**Exercise material**
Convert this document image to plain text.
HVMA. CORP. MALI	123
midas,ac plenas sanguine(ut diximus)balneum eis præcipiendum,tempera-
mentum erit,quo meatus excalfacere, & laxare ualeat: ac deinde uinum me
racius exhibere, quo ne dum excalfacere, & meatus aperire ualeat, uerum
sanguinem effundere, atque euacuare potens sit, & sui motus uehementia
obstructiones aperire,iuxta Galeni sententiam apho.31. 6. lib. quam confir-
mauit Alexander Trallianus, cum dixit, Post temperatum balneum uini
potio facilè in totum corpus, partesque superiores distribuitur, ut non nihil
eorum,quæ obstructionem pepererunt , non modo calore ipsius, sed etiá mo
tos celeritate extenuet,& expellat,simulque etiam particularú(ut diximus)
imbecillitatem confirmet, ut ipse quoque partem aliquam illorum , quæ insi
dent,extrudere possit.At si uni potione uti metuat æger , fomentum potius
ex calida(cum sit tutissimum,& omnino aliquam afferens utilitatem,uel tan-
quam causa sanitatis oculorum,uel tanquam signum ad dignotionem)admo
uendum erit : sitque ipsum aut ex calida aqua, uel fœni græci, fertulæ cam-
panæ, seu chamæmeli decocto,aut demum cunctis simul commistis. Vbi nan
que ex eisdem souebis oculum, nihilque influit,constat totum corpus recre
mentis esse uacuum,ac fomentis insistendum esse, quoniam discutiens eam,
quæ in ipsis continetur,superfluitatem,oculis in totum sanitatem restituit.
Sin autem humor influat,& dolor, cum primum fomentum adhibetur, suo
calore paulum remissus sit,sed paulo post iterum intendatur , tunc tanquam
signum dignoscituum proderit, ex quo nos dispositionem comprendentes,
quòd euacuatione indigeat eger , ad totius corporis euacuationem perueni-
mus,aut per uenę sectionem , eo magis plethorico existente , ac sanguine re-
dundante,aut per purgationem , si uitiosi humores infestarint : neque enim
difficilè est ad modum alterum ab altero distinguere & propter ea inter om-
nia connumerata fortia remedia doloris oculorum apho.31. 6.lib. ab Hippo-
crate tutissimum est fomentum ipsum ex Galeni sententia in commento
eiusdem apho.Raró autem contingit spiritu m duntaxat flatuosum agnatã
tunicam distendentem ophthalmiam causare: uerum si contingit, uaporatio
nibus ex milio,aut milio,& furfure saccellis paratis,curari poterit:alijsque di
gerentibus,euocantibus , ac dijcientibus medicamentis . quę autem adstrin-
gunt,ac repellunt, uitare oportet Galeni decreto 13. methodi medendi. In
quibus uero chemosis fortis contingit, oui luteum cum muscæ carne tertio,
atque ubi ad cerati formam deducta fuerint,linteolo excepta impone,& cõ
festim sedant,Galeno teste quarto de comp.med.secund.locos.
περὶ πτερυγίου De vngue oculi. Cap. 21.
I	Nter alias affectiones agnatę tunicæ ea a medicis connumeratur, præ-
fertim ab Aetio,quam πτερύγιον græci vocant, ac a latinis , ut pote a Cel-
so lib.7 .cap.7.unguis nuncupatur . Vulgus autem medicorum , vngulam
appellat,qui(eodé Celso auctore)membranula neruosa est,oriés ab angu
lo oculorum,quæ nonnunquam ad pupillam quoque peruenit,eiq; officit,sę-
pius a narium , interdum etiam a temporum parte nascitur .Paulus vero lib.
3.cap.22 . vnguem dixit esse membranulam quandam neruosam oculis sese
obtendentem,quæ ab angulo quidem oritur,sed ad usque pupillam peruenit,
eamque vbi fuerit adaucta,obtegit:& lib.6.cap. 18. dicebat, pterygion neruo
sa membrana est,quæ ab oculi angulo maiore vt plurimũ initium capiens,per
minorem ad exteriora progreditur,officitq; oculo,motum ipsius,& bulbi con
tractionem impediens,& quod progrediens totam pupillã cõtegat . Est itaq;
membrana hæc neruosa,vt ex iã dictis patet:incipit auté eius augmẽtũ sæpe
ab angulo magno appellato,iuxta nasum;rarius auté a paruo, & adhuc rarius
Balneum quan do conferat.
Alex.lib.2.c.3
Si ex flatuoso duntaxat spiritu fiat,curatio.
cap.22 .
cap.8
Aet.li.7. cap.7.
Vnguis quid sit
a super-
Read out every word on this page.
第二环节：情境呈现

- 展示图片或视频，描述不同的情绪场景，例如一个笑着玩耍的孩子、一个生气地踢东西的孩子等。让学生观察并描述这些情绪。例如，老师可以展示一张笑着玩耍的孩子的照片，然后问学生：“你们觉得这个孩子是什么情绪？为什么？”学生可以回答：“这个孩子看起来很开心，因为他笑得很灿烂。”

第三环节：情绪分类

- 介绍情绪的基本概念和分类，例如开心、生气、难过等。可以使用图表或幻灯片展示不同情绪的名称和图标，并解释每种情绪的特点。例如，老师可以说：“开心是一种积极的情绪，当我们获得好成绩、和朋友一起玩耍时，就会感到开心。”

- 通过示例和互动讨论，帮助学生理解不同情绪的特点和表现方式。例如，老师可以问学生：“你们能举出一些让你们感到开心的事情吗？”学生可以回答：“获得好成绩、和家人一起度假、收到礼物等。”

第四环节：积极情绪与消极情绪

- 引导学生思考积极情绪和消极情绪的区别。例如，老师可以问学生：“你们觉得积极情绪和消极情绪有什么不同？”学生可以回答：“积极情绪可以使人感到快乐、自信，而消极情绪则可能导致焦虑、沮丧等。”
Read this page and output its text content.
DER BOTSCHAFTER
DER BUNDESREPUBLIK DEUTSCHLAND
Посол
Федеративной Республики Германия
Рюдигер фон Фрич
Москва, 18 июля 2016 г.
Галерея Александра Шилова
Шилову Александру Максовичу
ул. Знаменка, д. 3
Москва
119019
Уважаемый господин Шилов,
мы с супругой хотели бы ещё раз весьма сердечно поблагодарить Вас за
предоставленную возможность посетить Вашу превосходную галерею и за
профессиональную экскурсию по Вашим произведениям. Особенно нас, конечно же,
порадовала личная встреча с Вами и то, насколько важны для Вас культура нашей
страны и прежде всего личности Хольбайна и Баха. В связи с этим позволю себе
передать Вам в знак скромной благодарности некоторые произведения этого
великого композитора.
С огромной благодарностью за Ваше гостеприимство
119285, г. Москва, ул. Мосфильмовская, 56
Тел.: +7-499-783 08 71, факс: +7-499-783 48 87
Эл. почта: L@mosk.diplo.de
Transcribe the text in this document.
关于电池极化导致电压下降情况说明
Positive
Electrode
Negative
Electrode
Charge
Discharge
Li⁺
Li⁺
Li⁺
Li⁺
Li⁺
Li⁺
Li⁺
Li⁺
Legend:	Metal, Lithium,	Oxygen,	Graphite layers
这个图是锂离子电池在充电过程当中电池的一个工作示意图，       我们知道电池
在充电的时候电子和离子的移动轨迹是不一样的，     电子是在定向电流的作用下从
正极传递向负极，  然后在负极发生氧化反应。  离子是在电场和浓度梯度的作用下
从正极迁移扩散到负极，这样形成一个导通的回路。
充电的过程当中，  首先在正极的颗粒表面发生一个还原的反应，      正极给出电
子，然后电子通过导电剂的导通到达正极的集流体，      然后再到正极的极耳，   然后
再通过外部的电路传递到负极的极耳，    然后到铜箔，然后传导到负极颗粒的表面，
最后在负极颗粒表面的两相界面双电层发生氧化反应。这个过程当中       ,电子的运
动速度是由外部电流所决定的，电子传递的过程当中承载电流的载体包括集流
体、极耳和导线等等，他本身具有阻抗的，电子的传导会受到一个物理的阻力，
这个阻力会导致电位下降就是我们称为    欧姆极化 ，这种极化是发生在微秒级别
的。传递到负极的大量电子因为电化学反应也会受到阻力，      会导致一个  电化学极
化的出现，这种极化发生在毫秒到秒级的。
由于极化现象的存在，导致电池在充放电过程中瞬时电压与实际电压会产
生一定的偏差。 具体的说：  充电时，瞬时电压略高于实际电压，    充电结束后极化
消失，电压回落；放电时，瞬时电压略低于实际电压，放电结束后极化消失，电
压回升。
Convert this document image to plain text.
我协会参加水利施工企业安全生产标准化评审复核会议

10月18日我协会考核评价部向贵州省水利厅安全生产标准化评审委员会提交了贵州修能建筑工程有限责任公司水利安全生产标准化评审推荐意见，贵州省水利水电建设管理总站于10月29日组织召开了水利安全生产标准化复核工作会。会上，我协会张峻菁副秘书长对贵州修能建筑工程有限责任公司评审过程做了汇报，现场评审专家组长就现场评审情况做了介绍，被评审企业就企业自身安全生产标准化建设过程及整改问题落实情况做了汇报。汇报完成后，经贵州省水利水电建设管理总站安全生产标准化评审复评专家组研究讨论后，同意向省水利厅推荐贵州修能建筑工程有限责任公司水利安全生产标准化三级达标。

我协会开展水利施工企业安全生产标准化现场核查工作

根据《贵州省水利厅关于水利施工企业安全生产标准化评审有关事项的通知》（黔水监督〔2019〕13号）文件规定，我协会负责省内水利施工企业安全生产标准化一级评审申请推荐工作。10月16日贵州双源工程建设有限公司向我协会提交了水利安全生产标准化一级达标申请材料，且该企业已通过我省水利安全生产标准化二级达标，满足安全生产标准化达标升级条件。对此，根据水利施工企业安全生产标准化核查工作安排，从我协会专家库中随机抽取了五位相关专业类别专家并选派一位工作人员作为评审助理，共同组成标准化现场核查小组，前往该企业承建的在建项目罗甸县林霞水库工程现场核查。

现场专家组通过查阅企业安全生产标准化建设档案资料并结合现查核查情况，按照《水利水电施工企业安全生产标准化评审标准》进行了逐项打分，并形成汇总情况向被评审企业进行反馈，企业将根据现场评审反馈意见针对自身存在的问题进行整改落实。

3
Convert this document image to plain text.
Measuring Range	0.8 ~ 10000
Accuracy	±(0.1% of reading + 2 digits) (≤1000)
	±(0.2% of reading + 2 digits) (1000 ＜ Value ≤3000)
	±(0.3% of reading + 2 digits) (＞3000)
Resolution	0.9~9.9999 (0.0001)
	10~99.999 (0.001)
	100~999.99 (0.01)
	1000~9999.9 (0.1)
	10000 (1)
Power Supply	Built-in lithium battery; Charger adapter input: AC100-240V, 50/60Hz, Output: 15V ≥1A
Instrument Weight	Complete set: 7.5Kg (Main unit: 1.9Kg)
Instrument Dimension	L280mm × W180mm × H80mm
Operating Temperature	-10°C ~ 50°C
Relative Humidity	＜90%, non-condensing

**Goal**
Tally the lines in this data that hold the word "meatus" and state only the count.

**Answer for the task**
2